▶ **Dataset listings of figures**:
◇ ◇ ◇ ◇ ◇

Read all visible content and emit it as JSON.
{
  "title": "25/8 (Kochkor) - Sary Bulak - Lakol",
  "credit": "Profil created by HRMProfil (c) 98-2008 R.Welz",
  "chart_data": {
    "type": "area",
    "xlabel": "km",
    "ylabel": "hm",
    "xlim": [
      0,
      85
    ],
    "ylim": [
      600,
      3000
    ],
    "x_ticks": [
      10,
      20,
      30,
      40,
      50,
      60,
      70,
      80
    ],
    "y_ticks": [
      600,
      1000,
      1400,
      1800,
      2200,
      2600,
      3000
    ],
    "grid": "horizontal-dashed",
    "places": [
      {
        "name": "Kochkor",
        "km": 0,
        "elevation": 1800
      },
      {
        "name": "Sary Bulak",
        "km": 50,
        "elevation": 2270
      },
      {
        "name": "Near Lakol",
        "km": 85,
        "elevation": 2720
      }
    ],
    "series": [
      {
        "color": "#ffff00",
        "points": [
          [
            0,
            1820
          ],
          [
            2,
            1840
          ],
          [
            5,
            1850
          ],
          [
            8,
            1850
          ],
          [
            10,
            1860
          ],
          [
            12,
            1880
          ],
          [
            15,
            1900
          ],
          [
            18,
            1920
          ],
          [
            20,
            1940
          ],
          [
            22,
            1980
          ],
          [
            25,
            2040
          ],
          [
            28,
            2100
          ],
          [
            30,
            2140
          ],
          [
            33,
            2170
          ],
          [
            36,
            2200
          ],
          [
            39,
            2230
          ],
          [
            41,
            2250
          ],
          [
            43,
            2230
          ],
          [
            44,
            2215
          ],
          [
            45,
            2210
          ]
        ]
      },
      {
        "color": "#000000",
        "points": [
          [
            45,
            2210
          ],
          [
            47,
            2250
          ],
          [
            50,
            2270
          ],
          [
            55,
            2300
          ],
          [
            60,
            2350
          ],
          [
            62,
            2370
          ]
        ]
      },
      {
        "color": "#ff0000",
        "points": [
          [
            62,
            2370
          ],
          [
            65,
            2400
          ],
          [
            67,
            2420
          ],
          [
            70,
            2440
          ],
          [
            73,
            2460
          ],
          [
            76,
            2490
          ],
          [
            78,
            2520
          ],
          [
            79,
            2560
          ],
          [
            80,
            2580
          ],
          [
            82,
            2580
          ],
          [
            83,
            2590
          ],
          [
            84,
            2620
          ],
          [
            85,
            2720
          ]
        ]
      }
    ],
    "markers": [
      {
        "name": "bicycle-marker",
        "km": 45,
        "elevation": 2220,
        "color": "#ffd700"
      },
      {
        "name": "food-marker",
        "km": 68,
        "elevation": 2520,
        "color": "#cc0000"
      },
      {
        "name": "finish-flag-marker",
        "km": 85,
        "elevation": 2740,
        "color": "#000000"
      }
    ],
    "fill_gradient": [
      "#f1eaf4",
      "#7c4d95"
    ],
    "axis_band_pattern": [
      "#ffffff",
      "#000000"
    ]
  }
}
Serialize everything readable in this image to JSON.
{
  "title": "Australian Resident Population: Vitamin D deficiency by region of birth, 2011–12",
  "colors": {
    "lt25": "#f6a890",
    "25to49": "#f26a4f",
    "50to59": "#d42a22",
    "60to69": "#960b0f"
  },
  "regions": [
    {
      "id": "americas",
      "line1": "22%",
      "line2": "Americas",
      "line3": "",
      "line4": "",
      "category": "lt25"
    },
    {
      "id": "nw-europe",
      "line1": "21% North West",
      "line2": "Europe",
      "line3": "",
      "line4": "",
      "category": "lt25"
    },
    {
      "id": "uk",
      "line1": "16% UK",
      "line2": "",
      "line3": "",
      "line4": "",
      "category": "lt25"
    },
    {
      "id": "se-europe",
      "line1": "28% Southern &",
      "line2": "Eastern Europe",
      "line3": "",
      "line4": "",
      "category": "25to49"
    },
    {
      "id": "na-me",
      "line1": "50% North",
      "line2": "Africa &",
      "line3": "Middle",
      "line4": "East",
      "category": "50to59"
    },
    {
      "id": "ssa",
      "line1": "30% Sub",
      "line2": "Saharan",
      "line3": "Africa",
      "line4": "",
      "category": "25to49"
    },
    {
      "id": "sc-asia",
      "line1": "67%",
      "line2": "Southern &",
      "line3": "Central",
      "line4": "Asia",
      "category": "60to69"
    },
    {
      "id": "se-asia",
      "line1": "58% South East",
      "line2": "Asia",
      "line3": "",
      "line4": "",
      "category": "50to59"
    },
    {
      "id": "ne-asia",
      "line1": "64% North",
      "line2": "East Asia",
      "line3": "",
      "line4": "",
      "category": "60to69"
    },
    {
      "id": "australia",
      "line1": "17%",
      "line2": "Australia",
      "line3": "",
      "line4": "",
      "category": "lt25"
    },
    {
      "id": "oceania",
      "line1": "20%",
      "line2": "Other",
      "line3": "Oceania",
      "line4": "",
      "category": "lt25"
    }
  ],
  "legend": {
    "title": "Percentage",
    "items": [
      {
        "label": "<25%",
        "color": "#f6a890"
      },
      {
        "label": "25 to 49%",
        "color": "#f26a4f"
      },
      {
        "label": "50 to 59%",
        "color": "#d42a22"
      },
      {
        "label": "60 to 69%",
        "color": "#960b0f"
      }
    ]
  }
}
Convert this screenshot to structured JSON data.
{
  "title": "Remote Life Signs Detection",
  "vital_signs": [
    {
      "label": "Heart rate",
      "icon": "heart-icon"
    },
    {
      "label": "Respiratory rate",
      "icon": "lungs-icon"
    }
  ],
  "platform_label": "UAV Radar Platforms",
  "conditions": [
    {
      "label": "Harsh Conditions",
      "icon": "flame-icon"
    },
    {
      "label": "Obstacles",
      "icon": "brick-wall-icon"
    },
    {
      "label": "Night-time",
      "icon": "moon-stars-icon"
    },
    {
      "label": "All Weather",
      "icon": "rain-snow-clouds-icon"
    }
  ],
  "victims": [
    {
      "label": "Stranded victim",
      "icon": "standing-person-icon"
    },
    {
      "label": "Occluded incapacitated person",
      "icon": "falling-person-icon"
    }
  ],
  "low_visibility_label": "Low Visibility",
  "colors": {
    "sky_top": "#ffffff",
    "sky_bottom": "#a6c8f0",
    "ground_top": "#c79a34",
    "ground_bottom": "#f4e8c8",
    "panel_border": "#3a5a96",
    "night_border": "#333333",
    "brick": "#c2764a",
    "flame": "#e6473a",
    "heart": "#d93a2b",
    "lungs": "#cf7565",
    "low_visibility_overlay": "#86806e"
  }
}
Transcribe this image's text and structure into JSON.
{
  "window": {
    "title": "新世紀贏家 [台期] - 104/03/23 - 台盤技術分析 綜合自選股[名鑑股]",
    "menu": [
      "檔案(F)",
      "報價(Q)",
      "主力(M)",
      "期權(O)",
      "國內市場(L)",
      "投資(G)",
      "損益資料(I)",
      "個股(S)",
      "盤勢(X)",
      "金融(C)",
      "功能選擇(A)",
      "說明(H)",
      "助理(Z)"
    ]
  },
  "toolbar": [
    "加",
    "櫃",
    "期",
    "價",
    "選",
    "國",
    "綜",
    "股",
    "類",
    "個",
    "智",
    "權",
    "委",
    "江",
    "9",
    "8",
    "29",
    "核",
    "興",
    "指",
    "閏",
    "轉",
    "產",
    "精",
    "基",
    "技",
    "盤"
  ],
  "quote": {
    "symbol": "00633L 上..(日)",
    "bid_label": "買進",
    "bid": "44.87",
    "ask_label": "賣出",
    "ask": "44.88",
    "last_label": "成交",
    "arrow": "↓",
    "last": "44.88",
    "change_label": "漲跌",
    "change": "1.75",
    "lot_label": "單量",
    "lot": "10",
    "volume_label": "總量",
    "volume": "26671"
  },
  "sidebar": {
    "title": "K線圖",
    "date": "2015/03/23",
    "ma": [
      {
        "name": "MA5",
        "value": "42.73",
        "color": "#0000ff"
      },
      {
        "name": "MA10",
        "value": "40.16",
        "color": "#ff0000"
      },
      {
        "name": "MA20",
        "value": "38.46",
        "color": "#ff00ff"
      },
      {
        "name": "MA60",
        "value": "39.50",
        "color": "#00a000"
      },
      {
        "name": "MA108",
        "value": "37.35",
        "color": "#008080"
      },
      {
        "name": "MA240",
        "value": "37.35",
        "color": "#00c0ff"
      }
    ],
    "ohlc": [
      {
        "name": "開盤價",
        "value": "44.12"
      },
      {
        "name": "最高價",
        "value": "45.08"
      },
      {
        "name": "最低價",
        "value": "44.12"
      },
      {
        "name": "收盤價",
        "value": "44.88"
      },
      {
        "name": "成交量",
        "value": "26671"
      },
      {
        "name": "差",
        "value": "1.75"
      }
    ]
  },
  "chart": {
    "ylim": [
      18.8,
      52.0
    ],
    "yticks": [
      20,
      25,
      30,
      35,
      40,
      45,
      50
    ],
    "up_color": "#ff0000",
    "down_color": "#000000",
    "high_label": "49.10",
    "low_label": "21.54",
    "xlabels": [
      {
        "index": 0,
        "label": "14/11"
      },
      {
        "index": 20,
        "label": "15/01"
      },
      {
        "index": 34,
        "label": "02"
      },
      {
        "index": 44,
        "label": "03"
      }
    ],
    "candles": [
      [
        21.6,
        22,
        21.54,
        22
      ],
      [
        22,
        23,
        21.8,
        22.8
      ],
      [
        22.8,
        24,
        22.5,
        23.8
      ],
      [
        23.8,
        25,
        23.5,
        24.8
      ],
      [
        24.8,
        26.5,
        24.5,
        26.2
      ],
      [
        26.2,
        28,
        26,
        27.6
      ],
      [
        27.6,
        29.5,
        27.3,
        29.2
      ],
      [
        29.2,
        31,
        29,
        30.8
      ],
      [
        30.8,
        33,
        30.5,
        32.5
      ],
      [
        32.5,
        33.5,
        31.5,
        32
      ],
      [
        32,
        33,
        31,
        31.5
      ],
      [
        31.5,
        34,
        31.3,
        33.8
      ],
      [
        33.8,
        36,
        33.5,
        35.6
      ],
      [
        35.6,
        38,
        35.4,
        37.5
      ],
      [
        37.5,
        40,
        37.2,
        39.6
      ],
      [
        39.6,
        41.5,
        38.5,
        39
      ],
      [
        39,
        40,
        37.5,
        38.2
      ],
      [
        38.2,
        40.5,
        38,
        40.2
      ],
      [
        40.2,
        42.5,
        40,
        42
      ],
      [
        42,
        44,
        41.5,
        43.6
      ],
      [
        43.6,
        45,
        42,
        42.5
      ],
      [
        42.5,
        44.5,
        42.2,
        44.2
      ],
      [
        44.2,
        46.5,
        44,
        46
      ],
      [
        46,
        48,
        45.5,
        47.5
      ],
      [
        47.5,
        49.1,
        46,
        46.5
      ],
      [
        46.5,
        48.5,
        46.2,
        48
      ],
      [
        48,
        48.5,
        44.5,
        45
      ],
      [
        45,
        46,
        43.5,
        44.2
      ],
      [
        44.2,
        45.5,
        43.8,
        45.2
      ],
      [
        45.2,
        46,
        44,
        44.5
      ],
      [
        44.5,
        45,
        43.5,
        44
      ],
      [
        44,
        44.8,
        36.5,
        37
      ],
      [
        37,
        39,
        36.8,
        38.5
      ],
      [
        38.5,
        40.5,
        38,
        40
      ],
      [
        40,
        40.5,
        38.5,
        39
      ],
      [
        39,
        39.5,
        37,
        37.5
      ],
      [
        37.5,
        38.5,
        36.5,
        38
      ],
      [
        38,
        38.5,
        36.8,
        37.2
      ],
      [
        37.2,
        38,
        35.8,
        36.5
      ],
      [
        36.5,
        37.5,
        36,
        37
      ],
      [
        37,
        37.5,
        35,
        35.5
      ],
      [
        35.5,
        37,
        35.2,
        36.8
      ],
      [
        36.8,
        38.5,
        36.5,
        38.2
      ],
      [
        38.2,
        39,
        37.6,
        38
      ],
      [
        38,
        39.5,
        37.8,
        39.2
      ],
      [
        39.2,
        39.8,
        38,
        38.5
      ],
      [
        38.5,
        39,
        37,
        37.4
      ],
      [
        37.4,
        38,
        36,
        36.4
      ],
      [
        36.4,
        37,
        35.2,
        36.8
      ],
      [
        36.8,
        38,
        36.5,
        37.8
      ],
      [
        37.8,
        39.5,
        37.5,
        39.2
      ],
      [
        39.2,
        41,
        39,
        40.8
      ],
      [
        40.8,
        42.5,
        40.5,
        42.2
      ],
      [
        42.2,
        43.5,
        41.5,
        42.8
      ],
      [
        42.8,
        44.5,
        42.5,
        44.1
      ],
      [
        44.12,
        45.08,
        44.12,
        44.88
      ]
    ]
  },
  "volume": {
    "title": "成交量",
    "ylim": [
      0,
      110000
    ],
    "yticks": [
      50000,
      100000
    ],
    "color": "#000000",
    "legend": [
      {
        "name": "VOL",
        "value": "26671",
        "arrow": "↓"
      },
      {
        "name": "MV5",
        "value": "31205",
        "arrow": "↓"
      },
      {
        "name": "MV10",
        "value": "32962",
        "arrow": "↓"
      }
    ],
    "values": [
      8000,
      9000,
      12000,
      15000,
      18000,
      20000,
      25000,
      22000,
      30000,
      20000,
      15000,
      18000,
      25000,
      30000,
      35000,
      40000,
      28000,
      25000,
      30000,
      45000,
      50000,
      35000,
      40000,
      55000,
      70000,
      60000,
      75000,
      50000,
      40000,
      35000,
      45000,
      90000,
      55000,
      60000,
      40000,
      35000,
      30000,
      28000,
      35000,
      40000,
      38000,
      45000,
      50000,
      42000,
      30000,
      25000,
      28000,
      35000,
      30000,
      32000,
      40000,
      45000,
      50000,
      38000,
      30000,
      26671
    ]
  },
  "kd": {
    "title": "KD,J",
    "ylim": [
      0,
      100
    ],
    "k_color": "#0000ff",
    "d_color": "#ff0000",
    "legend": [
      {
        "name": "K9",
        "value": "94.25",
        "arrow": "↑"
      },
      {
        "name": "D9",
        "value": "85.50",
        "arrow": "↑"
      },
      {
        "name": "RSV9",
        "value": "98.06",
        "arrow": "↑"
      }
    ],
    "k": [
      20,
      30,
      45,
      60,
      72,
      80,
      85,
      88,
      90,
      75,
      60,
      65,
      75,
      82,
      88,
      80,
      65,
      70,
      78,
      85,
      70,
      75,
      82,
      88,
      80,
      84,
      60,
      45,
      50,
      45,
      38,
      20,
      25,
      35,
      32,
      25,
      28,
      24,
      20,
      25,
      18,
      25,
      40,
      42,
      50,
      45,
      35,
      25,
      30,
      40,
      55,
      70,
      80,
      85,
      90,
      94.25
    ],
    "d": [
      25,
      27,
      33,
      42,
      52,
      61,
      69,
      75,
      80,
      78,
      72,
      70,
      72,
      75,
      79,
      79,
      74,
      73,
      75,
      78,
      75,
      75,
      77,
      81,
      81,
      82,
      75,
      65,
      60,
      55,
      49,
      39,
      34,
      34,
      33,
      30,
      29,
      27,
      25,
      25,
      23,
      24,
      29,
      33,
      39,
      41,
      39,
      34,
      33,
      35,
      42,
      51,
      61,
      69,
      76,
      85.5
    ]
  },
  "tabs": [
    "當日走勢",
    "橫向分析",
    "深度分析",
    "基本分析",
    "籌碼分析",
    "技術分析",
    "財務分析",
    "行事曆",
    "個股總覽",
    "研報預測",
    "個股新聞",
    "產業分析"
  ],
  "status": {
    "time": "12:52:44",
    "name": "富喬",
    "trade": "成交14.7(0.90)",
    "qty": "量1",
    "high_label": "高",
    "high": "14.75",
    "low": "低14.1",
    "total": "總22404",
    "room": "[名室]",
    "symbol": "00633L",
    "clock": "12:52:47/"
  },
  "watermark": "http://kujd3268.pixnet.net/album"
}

◇ ◇ ◇ ◇ ◇

▶ **EXERCISE DESCRIPTION**: Your answer should be a single number: the count of lines in these records that hold the string "title".

▶ **RESPONSE TO THIS TASK**: 8